▸ **WRITTEN REQUEST**: Extract every line that includes the string "JSON".

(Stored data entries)
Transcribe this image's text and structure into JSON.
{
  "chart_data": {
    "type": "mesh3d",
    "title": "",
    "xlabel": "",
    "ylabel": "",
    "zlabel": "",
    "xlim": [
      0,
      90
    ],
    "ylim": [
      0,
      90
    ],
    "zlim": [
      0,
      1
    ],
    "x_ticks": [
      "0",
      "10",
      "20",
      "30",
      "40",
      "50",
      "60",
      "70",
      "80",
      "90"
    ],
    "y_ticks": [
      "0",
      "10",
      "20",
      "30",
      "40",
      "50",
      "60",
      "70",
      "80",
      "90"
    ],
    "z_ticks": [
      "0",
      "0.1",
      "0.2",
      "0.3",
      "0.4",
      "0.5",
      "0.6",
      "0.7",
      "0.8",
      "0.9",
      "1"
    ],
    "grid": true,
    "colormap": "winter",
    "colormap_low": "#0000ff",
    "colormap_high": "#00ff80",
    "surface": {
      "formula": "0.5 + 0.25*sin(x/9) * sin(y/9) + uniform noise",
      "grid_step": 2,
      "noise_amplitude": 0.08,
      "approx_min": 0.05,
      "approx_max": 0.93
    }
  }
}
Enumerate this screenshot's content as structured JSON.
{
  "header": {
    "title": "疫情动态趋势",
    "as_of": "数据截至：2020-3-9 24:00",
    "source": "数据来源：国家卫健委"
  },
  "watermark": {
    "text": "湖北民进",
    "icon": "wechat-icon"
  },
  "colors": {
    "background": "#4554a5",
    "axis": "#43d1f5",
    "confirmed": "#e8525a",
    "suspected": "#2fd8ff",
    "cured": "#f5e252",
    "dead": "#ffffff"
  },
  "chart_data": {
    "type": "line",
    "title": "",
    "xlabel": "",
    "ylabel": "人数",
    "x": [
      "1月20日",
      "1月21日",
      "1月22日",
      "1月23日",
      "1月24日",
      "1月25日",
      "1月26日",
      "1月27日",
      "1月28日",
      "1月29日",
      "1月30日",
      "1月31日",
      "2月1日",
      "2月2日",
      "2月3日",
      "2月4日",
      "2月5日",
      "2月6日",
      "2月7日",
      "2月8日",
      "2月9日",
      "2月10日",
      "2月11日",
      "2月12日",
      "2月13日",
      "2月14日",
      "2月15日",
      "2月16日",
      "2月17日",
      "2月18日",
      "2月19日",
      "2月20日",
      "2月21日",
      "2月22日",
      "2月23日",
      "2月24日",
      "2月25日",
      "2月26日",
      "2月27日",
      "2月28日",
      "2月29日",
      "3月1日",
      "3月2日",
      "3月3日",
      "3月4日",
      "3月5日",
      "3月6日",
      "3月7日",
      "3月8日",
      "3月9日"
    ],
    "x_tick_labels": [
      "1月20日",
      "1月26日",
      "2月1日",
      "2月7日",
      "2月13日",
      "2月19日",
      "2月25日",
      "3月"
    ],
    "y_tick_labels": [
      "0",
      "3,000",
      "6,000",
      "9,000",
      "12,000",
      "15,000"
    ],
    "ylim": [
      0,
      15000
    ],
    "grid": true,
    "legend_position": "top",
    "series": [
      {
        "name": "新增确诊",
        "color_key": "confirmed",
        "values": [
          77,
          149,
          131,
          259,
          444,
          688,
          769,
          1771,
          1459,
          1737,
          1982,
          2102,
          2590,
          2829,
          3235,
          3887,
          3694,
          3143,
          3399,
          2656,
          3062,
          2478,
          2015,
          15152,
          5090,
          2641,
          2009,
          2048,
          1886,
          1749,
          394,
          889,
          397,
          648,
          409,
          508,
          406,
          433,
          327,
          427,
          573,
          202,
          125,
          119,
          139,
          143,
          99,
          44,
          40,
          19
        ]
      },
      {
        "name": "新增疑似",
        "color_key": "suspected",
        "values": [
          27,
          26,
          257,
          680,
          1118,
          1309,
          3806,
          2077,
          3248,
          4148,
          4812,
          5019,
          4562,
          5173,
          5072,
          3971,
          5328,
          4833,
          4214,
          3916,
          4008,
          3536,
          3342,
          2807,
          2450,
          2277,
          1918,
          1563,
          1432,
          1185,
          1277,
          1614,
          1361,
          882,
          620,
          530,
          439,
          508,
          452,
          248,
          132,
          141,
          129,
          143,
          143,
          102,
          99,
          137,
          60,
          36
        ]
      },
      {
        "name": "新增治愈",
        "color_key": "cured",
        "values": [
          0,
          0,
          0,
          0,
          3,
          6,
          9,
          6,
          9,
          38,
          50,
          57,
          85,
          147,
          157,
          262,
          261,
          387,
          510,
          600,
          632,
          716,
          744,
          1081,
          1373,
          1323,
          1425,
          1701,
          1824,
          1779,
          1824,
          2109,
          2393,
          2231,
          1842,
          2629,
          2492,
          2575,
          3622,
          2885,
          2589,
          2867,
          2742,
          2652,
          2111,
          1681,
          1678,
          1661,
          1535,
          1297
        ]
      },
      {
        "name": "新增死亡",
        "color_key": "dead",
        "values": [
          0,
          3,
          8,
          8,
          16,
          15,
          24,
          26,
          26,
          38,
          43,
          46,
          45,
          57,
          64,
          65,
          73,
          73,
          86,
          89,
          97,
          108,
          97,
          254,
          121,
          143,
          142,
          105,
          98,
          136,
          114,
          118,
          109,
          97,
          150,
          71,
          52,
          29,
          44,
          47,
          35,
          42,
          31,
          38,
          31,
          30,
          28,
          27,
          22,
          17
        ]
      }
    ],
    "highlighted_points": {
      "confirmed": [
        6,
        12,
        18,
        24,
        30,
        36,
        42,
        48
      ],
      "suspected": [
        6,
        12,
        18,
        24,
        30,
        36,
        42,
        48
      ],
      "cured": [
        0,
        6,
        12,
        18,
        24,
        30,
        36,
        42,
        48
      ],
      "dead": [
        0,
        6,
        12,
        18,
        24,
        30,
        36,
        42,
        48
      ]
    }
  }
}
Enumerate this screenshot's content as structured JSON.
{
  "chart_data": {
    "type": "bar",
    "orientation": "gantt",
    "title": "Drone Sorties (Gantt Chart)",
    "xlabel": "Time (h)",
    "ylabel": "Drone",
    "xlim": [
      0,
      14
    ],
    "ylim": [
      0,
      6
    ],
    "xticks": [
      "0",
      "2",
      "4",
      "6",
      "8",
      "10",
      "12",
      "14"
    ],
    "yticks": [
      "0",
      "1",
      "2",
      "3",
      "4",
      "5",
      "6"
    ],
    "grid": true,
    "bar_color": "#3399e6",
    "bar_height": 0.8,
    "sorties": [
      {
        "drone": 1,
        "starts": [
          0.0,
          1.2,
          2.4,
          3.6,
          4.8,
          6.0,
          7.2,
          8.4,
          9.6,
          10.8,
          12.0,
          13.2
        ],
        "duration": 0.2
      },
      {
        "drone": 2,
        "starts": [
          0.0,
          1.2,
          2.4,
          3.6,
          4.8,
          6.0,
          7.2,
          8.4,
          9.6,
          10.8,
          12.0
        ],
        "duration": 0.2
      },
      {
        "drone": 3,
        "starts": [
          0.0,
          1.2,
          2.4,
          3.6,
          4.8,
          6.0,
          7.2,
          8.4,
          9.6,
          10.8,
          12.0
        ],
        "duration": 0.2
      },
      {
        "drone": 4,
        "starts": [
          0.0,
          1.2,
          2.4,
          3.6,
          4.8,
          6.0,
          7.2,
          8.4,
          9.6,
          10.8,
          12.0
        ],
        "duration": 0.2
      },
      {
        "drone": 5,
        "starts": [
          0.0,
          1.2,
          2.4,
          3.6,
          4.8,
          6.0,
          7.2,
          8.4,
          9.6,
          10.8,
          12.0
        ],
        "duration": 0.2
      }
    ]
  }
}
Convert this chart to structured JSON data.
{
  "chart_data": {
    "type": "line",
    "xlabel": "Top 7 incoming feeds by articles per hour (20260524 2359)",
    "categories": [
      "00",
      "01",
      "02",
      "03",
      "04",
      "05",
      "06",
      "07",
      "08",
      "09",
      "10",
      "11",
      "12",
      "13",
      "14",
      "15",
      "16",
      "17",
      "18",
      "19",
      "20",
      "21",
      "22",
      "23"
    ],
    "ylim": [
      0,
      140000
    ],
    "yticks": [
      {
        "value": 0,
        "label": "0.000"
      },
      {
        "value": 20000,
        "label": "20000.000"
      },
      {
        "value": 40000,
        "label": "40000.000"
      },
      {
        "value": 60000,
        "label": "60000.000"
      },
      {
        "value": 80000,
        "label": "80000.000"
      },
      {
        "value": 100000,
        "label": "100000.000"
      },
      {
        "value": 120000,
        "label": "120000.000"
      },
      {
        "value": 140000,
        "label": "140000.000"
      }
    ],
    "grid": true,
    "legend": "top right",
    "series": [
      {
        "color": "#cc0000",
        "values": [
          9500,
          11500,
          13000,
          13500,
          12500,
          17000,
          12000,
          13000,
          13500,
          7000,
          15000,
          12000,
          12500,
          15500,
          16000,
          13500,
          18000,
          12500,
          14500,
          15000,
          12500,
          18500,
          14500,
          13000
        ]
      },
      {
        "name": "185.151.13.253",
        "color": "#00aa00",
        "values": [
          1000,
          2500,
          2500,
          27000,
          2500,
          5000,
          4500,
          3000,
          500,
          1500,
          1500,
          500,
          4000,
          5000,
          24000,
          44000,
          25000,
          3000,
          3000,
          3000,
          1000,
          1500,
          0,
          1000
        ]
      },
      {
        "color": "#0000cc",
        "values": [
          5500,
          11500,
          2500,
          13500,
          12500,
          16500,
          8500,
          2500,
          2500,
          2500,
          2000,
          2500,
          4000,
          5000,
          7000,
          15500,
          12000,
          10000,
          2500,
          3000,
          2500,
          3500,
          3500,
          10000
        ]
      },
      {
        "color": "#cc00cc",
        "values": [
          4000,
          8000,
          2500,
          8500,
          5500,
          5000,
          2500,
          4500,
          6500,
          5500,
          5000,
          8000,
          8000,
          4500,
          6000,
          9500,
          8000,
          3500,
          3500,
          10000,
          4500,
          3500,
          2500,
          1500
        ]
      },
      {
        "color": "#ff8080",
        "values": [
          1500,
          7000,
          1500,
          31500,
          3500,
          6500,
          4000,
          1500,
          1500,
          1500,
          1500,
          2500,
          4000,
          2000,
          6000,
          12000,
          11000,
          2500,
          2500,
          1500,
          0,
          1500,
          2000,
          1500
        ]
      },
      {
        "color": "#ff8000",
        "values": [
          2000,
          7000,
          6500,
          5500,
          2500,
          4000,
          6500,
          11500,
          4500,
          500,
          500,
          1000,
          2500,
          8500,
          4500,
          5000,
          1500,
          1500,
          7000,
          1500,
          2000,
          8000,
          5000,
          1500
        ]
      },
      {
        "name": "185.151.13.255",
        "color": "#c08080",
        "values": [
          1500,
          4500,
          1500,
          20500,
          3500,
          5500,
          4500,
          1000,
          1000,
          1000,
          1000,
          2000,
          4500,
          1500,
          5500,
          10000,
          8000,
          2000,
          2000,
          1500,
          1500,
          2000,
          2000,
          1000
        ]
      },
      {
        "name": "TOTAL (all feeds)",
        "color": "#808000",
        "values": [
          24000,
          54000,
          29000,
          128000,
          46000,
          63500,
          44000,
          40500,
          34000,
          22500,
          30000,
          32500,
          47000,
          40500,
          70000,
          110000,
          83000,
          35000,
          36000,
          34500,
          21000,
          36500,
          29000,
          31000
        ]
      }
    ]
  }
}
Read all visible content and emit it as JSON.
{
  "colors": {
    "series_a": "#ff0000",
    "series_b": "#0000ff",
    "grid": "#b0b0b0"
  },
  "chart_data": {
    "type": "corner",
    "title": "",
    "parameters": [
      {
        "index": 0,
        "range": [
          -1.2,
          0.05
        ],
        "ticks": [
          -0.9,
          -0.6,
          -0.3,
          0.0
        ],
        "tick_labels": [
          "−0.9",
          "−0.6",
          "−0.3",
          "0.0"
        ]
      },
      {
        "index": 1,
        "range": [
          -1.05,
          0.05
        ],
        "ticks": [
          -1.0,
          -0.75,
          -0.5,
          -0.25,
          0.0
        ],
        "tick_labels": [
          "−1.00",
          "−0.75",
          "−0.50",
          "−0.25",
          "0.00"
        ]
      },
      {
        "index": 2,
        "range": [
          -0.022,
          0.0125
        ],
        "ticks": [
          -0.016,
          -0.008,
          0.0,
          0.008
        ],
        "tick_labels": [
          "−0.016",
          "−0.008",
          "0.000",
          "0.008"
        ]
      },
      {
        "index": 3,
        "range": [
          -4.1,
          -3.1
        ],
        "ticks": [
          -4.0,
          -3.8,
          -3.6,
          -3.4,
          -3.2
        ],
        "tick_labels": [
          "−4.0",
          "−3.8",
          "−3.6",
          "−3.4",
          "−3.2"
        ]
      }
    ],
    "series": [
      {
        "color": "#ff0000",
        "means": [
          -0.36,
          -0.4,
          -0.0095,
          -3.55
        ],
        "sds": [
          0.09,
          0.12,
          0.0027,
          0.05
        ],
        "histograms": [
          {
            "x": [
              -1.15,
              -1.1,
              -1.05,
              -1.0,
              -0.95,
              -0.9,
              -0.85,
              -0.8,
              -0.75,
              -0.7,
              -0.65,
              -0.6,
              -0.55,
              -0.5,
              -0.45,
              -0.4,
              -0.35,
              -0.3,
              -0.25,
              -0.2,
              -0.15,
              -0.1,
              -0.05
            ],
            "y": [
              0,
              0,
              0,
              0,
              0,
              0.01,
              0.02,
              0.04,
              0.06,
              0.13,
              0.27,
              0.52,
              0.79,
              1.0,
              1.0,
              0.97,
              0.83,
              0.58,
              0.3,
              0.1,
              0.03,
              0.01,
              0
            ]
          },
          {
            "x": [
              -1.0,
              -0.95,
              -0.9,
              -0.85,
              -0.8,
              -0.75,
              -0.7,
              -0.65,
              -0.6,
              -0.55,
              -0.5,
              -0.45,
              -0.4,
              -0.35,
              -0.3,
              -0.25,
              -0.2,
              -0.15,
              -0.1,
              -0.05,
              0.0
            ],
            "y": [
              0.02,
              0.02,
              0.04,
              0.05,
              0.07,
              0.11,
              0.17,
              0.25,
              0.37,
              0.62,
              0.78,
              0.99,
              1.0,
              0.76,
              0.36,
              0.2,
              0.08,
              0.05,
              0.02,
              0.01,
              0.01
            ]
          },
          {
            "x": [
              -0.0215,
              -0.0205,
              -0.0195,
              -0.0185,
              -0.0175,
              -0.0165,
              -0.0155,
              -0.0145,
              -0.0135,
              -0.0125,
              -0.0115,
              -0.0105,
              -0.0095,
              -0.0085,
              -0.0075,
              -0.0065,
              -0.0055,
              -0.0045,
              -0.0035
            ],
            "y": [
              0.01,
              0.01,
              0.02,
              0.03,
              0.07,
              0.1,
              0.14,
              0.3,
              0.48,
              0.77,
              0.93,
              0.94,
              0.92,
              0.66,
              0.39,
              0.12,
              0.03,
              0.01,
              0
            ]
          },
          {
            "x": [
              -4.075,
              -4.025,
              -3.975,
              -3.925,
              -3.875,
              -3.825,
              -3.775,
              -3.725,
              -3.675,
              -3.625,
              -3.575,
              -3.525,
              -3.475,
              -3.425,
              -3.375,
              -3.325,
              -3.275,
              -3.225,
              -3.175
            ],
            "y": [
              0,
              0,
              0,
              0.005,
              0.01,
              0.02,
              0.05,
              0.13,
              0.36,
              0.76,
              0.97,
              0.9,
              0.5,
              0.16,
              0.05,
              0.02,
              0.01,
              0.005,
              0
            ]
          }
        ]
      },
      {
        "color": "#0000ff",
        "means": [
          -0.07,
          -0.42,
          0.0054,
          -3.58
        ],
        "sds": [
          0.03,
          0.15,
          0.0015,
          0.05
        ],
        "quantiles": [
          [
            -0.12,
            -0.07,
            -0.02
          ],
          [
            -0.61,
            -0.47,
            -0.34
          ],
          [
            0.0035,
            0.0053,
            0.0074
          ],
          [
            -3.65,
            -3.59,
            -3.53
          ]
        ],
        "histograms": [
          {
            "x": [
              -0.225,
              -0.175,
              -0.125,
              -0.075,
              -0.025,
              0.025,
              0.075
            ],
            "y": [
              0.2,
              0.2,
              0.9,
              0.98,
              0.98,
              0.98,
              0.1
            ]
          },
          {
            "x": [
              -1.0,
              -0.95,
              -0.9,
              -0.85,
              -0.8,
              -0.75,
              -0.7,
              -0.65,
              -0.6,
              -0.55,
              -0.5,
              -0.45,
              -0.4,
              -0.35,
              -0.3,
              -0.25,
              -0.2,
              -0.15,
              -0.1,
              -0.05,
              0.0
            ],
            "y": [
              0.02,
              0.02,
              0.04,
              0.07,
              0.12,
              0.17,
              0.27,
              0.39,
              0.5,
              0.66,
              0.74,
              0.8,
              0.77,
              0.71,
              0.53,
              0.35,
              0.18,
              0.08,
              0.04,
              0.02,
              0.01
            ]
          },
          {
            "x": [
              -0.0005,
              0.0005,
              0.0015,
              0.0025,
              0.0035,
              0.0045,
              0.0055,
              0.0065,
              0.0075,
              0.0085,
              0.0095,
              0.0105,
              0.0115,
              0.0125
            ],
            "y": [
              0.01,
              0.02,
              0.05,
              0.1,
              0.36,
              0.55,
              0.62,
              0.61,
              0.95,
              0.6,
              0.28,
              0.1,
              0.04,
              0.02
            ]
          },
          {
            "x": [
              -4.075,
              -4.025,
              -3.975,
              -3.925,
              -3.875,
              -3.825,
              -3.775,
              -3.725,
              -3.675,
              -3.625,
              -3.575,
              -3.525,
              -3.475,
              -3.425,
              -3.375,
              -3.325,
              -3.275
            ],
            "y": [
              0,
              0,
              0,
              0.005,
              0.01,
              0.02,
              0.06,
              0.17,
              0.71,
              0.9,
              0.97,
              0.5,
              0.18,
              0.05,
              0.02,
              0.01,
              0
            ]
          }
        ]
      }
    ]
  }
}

▸ **RESPONSE**:
Transcribe this image's text and structure into JSON.
Enumerate this screenshot's content as structured JSON.
Enumerate this screenshot's content as structured JSON.
Convert this chart to structured JSON data.
Read all visible content and emit it as JSON.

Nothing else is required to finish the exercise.